** START OF The data **
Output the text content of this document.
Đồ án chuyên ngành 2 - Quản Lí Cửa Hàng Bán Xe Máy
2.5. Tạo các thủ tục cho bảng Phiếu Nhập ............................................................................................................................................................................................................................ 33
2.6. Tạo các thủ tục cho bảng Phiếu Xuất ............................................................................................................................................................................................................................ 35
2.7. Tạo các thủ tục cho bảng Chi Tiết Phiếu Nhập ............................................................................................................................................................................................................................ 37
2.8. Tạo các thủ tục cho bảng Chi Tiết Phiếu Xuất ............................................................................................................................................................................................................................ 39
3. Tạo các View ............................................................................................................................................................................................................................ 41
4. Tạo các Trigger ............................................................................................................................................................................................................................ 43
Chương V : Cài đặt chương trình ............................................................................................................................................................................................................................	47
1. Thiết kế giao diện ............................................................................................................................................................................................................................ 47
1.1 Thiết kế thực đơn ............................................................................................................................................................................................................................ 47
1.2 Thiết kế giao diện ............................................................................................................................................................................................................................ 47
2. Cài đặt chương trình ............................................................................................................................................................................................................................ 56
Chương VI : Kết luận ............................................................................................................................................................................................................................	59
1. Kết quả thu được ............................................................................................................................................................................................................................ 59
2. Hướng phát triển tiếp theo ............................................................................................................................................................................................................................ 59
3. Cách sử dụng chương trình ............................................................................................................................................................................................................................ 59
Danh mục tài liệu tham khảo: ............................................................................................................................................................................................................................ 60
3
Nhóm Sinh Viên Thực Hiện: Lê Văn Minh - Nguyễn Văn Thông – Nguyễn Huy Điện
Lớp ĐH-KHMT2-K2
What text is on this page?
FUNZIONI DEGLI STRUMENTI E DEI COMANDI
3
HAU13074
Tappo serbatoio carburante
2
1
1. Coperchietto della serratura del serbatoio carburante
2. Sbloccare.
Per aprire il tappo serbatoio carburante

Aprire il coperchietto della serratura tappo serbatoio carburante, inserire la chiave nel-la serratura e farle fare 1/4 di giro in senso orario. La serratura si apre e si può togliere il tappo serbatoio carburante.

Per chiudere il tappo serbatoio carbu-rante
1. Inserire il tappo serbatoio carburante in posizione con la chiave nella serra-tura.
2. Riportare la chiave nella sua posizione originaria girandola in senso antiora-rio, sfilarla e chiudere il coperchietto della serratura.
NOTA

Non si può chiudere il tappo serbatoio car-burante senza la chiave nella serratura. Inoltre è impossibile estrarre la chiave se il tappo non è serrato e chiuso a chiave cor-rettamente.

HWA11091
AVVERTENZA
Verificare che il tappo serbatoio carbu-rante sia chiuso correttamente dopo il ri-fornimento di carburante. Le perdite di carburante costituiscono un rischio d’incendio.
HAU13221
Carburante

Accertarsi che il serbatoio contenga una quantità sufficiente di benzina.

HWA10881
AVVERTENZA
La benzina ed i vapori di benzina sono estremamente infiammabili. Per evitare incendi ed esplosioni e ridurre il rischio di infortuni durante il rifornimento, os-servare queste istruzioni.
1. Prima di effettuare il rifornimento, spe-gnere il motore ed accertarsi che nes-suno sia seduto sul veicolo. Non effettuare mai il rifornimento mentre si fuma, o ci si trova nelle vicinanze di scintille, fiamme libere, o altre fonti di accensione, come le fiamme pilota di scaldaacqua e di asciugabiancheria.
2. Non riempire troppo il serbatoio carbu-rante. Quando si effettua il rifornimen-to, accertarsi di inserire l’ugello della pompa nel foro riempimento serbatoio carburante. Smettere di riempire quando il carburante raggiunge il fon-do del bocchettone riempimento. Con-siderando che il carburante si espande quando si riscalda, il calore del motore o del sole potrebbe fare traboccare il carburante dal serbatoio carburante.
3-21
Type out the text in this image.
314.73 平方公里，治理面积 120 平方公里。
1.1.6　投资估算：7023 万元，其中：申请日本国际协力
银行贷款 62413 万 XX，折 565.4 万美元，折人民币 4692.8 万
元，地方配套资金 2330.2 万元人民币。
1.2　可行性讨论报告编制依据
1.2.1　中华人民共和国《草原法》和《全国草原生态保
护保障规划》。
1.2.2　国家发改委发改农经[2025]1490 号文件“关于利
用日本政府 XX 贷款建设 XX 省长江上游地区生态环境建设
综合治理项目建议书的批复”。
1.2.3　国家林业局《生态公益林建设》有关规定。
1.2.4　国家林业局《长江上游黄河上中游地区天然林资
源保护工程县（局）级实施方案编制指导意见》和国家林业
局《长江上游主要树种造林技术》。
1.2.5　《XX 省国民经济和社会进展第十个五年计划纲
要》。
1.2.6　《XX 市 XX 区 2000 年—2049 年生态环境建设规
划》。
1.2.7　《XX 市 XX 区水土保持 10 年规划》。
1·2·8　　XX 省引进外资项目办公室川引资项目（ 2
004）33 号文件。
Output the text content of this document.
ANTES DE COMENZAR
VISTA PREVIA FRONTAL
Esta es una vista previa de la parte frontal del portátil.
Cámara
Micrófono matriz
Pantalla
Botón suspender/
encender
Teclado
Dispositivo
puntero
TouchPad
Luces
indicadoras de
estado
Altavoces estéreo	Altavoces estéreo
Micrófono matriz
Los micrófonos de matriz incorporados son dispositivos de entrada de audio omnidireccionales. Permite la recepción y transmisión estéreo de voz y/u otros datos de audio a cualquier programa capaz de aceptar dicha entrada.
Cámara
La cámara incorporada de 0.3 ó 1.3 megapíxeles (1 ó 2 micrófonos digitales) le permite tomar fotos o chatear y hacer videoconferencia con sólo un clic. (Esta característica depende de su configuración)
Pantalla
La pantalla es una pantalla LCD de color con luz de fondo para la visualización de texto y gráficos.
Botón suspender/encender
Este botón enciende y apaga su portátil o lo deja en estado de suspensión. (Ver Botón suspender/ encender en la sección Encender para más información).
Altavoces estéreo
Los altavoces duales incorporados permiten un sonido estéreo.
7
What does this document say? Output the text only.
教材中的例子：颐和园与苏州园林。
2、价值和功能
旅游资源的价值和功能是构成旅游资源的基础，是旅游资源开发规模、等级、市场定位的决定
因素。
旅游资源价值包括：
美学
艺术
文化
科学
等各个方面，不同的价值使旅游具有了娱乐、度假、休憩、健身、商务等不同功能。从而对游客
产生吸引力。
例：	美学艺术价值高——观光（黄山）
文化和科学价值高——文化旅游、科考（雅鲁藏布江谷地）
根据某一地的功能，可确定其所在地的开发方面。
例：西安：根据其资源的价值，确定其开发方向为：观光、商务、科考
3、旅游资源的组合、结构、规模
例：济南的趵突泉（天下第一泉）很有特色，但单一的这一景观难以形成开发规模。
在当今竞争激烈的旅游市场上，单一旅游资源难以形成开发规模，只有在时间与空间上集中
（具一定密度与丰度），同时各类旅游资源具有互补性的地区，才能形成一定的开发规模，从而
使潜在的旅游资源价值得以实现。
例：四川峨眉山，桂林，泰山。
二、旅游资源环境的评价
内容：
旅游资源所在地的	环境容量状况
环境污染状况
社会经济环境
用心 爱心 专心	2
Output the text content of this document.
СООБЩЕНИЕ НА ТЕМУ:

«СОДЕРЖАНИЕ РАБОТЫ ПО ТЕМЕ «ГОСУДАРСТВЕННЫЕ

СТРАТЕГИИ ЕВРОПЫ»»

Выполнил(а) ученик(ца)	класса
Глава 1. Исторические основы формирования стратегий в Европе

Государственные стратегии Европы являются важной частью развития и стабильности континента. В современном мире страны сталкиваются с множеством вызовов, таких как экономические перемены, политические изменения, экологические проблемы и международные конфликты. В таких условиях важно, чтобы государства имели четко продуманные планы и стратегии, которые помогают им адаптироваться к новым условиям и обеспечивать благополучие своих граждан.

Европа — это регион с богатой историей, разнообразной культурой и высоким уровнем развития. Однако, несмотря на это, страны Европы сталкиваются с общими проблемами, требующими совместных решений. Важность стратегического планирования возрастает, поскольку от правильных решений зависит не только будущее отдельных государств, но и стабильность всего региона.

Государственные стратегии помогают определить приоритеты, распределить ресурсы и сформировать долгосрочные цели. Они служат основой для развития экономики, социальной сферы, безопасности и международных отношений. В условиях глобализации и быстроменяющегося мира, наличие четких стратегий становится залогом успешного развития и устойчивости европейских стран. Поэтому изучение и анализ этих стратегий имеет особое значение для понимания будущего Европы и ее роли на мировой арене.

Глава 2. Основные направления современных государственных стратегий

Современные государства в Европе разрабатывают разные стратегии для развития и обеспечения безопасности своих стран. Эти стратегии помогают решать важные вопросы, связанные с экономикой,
** END OF The data **
» What to produce: Give the number of lines in the entries that hold the word "chiudere", and nothing else.

» Completed exercise: 3